Given task: Every line of the material is to be quoted verbatim, minus the pictures.

Record set:
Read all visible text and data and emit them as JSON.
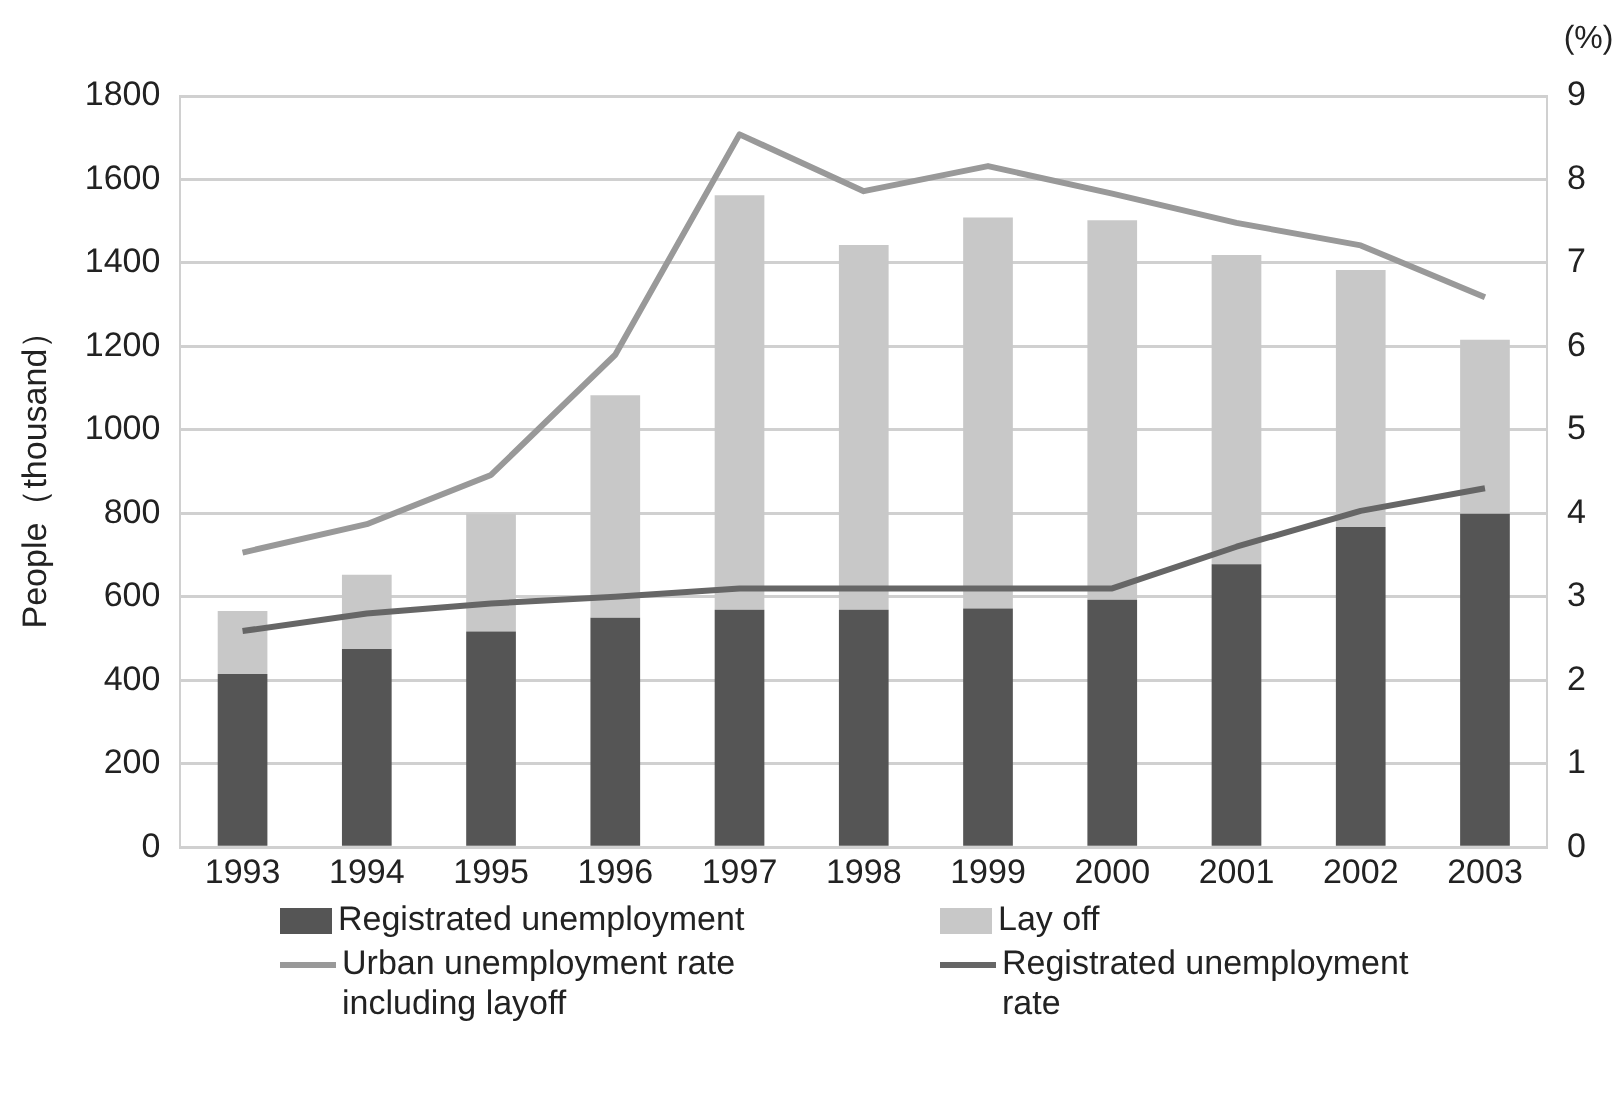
{
  "chart_data": {
    "type": "bar",
    "stacked": true,
    "ylabel": "People（thousand）",
    "y2label": "(%)",
    "categories": [
      "1993",
      "1994",
      "1995",
      "1996",
      "1997",
      "1998",
      "1999",
      "2000",
      "2001",
      "2002",
      "2003"
    ],
    "series": [
      {
        "name": "Registrated unemployment",
        "color": "#555555",
        "values": [
          415,
          475,
          517,
          550,
          569,
          569,
          572,
          593,
          678,
          767,
          799
        ]
      },
      {
        "name": "Lay off",
        "color": "#c8c8c8",
        "values": [
          151,
          178,
          282,
          533,
          993,
          874,
          937,
          909,
          741,
          616,
          417
        ]
      },
      {
        "name": "Urban unemployment rate including layoff",
        "type": "line",
        "axis": "y2",
        "color": "#999999",
        "values": [
          3.53,
          3.87,
          4.46,
          5.9,
          8.54,
          7.86,
          8.16,
          7.83,
          7.48,
          7.21,
          6.59
        ]
      },
      {
        "name": "Registrated unemployment rate",
        "type": "line",
        "axis": "y2",
        "color": "#666666",
        "values": [
          2.59,
          2.8,
          2.92,
          3.0,
          3.1,
          3.1,
          3.1,
          3.1,
          3.6,
          4.03,
          4.3
        ]
      }
    ],
    "ylim": [
      0,
      1800
    ],
    "yticks": [
      0,
      200,
      400,
      600,
      800,
      1000,
      1200,
      1400,
      1600,
      1800
    ],
    "y2lim": [
      0,
      9
    ],
    "y2ticks": [
      0,
      1,
      2,
      3,
      4,
      5,
      6,
      7,
      8,
      9
    ],
    "grid": "y",
    "legend": "bottom",
    "marker": "none",
    "line_style": "solid"
  }
}
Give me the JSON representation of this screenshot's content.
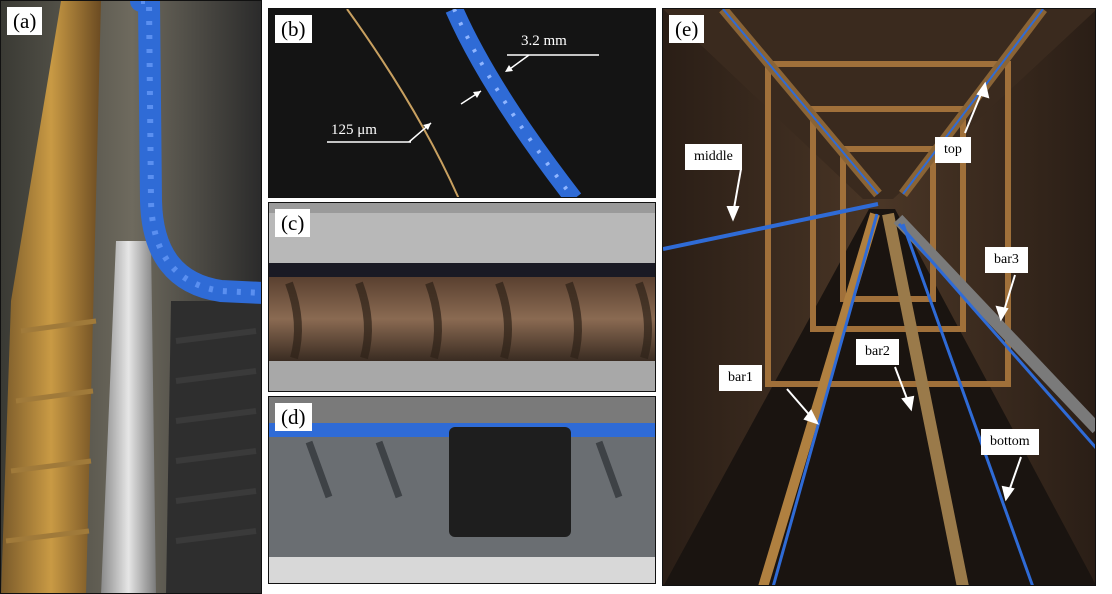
{
  "panels": {
    "a": {
      "label": "(a)"
    },
    "b": {
      "label": "(b)",
      "diameter_label": "3.2 mm",
      "fiber_label": "125 μm"
    },
    "c": {
      "label": "(c)"
    },
    "d": {
      "label": "(d)"
    },
    "e": {
      "label": "(e)",
      "annotations": {
        "middle": "middle",
        "top": "top",
        "bar3": "bar3",
        "bar2": "bar2",
        "bar1": "bar1",
        "bottom": "bottom"
      }
    }
  },
  "colors": {
    "sensor_blue": "#2f6bd6",
    "rust": "#b07a2e",
    "steel": "#6a6a6a",
    "dark_bg": "#1a1a1a"
  }
}
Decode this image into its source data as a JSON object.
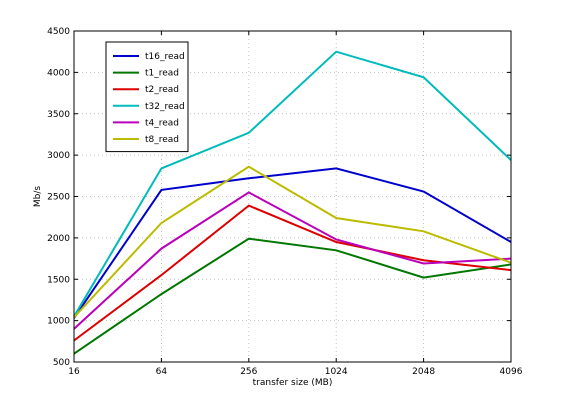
{
  "chart_data": {
    "type": "line",
    "title": "",
    "xlabel": "transfer size (MB)",
    "ylabel": "Mb/s",
    "categories": [
      "16",
      "64",
      "256",
      "1024",
      "2048",
      "4096"
    ],
    "ylim": [
      500,
      4500
    ],
    "yticks": [
      "500",
      "1000",
      "1500",
      "2000",
      "2500",
      "3000",
      "3500",
      "4000",
      "4500"
    ],
    "grid": true,
    "legend_position": "top-left",
    "series": [
      {
        "name": "t16_read",
        "color": "#0000cc",
        "values": [
          1030,
          2580,
          2720,
          2840,
          2560,
          1950
        ]
      },
      {
        "name": "t1_read",
        "color": "#007700",
        "values": [
          600,
          1320,
          1990,
          1850,
          1520,
          1680
        ]
      },
      {
        "name": "t2_read",
        "color": "#dd0000",
        "values": [
          760,
          1550,
          2390,
          1950,
          1730,
          1610
        ]
      },
      {
        "name": "t32_read",
        "color": "#00bbbb",
        "values": [
          1050,
          2840,
          3270,
          4250,
          3940,
          2940
        ]
      },
      {
        "name": "t4_read",
        "color": "#bb00bb",
        "values": [
          900,
          1870,
          2550,
          1980,
          1690,
          1750
        ]
      },
      {
        "name": "t8_read",
        "color": "#bbbb00",
        "values": [
          1040,
          2180,
          2860,
          2240,
          2080,
          1700
        ]
      }
    ]
  }
}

Result for this task:
Read all visible text and data and emit them as JSON.
{
  "chart_data": {
    "type": "bar",
    "stacked": true,
    "ylabel": "People（thousand）",
    "y2label": "(%)",
    "categories": [
      "1993",
      "1994",
      "1995",
      "1996",
      "1997",
      "1998",
      "1999",
      "2000",
      "2001",
      "2002",
      "2003"
    ],
    "series": [
      {
        "name": "Registrated unemployment",
        "color": "#555555",
        "values": [
          415,
          475,
          517,
          550,
          569,
          569,
          572,
          593,
          678,
          767,
          799
        ]
      },
      {
        "name": "Lay off",
        "color": "#c8c8c8",
        "values": [
          151,
          178,
          282,
          533,
          993,
          874,
          937,
          909,
          741,
          616,
          417
        ]
      },
      {
        "name": "Urban unemployment rate including layoff",
        "type": "line",
        "axis": "y2",
        "color": "#999999",
        "values": [
          3.53,
          3.87,
          4.46,
          5.9,
          8.54,
          7.86,
          8.16,
          7.83,
          7.48,
          7.21,
          6.59
        ]
      },
      {
        "name": "Registrated unemployment rate",
        "type": "line",
        "axis": "y2",
        "color": "#666666",
        "values": [
          2.59,
          2.8,
          2.92,
          3.0,
          3.1,
          3.1,
          3.1,
          3.1,
          3.6,
          4.03,
          4.3
        ]
      }
    ],
    "ylim": [
      0,
      1800
    ],
    "yticks": [
      0,
      200,
      400,
      600,
      800,
      1000,
      1200,
      1400,
      1600,
      1800
    ],
    "y2lim": [
      0,
      9
    ],
    "y2ticks": [
      0,
      1,
      2,
      3,
      4,
      5,
      6,
      7,
      8,
      9
    ],
    "grid": "y",
    "legend": "bottom",
    "marker": "none",
    "line_style": "solid"
  }
}
Give me the JSON representation of this screenshot's content.
{
  "panels": {
    "a": {
      "label": "(a)"
    },
    "b": {
      "label": "(b)",
      "diameter_label": "3.2 mm",
      "fiber_label": "125 μm"
    },
    "c": {
      "label": "(c)"
    },
    "d": {
      "label": "(d)"
    },
    "e": {
      "label": "(e)",
      "annotations": {
        "middle": "middle",
        "top": "top",
        "bar3": "bar3",
        "bar2": "bar2",
        "bar1": "bar1",
        "bottom": "bottom"
      }
    }
  },
  "colors": {
    "sensor_blue": "#2f6bd6",
    "rust": "#b07a2e",
    "steel": "#6a6a6a",
    "dark_bg": "#1a1a1a"
  }
}
Decode this image into its source data as a JSON object.
{
  "chart_data": {
    "type": "line",
    "title": "",
    "xlabel": "transfer size (MB)",
    "ylabel": "Mb/s",
    "categories": [
      "16",
      "64",
      "256",
      "1024",
      "2048",
      "4096"
    ],
    "ylim": [
      500,
      4500
    ],
    "yticks": [
      "500",
      "1000",
      "1500",
      "2000",
      "2500",
      "3000",
      "3500",
      "4000",
      "4500"
    ],
    "grid": true,
    "legend_position": "top-left",
    "series": [
      {
        "name": "t16_read",
        "color": "#0000cc",
        "values": [
          1030,
          2580,
          2720,
          2840,
          2560,
          1950
        ]
      },
      {
        "name": "t1_read",
        "color": "#007700",
        "values": [
          600,
          1320,
          1990,
          1850,
          1520,
          1680
        ]
      },
      {
        "name": "t2_read",
        "color": "#dd0000",
        "values": [
          760,
          1550,
          2390,
          1950,
          1730,
          1610
        ]
      },
      {
        "name": "t32_read",
        "color": "#00bbbb",
        "values": [
          1050,
          2840,
          3270,
          4250,
          3940,
          2940
        ]
      },
      {
        "name": "t4_read",
        "color": "#bb00bb",
        "values": [
          900,
          1870,
          2550,
          1980,
          1690,
          1750
        ]
      },
      {
        "name": "t8_read",
        "color": "#bbbb00",
        "values": [
          1040,
          2180,
          2860,
          2240,
          2080,
          1700
        ]
      }
    ]
  }
}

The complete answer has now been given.